EXERCISE TASK: In the material below, find each line holding the string "this" and copy it.

DATA EXCERPTS:

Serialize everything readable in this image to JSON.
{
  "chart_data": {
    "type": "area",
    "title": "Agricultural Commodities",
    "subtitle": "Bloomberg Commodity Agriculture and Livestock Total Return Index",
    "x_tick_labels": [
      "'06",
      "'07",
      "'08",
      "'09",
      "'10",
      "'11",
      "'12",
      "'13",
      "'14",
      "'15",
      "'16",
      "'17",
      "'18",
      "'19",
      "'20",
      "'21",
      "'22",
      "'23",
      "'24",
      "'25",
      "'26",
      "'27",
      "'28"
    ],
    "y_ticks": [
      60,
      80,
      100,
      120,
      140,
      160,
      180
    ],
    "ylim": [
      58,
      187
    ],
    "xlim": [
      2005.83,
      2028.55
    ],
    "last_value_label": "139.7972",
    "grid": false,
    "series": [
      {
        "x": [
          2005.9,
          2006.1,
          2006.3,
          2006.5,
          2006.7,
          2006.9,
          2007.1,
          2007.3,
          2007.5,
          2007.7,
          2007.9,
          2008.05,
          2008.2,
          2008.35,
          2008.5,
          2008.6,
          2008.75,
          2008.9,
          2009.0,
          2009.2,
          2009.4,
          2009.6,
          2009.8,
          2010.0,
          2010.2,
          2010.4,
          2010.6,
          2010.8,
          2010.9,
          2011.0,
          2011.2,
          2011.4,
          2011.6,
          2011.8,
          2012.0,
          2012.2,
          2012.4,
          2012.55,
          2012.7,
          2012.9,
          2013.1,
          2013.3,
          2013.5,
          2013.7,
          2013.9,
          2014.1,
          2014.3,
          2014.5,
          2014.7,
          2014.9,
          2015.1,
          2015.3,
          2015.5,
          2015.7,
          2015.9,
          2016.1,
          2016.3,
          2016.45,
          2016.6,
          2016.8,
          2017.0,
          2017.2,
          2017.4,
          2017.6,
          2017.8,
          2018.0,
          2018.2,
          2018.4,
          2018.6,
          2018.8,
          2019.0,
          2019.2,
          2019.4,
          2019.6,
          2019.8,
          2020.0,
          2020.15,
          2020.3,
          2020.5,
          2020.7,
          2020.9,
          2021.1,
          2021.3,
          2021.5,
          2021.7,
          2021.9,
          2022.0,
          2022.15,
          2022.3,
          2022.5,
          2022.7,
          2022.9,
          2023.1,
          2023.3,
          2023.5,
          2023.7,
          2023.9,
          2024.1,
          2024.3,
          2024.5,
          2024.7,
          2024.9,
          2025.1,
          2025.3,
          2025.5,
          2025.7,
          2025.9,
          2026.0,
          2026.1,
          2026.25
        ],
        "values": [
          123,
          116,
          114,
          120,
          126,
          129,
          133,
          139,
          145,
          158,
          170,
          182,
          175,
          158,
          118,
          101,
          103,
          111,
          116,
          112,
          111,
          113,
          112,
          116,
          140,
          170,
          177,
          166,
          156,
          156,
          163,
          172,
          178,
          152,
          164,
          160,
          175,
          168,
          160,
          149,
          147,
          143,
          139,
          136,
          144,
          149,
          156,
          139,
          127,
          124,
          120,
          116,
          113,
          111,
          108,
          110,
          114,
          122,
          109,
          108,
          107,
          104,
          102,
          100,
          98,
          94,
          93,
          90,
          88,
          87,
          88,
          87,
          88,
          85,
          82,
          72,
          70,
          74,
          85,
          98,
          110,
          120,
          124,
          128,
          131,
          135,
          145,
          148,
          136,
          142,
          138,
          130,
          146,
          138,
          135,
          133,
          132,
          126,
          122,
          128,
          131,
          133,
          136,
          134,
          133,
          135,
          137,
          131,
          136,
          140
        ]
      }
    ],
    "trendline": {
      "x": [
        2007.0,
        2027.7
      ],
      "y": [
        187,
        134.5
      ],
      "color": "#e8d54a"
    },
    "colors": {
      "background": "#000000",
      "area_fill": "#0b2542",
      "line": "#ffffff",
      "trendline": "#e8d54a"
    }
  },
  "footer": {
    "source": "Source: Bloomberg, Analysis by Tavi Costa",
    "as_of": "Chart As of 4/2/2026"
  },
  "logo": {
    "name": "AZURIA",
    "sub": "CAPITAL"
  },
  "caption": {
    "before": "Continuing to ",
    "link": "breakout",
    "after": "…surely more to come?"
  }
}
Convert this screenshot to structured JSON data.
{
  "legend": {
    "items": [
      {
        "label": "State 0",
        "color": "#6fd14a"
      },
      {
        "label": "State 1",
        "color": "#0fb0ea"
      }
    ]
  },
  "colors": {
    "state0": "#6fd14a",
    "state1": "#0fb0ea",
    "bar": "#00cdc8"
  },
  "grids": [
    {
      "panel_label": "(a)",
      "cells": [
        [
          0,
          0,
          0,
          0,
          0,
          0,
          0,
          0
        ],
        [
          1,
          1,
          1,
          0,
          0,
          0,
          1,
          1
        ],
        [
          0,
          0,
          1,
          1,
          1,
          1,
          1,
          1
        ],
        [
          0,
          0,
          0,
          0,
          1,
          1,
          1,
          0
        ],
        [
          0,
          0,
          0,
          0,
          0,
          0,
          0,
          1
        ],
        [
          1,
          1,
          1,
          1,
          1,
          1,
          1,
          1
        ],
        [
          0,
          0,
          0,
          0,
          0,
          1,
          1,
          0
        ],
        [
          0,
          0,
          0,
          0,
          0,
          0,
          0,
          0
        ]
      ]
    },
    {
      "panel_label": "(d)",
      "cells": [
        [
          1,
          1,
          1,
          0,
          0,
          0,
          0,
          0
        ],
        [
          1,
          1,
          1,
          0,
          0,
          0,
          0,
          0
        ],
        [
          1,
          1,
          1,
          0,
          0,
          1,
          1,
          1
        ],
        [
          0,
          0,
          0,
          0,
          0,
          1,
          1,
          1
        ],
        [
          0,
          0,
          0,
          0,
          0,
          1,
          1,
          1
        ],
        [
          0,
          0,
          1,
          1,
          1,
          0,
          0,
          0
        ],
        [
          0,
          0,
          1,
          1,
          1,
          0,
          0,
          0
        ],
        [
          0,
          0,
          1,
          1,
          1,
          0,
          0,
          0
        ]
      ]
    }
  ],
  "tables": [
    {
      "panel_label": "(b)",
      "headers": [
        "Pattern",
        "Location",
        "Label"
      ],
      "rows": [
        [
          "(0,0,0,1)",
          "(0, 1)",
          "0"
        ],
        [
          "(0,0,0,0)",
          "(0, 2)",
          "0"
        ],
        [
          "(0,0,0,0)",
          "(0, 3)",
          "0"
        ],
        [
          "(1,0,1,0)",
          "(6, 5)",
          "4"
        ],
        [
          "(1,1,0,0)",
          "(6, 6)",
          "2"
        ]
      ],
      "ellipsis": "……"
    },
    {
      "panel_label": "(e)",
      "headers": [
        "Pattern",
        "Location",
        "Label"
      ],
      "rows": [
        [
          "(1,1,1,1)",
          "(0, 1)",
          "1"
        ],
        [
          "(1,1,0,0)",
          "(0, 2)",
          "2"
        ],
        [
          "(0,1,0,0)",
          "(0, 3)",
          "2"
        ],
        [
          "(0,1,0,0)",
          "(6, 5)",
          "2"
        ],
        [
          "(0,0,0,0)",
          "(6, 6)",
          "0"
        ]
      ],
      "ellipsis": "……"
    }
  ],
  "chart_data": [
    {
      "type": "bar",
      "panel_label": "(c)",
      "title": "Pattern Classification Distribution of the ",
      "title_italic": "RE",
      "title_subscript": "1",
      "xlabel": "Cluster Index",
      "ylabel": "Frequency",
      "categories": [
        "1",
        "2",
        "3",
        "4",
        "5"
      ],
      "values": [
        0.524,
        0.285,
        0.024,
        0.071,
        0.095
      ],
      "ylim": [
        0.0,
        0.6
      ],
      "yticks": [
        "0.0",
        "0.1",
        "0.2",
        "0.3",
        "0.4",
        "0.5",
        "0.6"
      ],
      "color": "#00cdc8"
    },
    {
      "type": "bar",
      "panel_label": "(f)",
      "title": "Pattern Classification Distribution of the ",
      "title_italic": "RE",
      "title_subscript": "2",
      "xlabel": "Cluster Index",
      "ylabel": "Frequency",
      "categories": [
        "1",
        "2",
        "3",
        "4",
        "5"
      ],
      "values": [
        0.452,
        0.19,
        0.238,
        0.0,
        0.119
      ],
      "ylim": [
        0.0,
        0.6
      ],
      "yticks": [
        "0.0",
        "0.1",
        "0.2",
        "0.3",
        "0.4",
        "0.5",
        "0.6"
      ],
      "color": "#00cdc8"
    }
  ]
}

TASK RESPONSE:
Serialize everything readable in this image to JSON.
Convert this screenshot to structured JSON data.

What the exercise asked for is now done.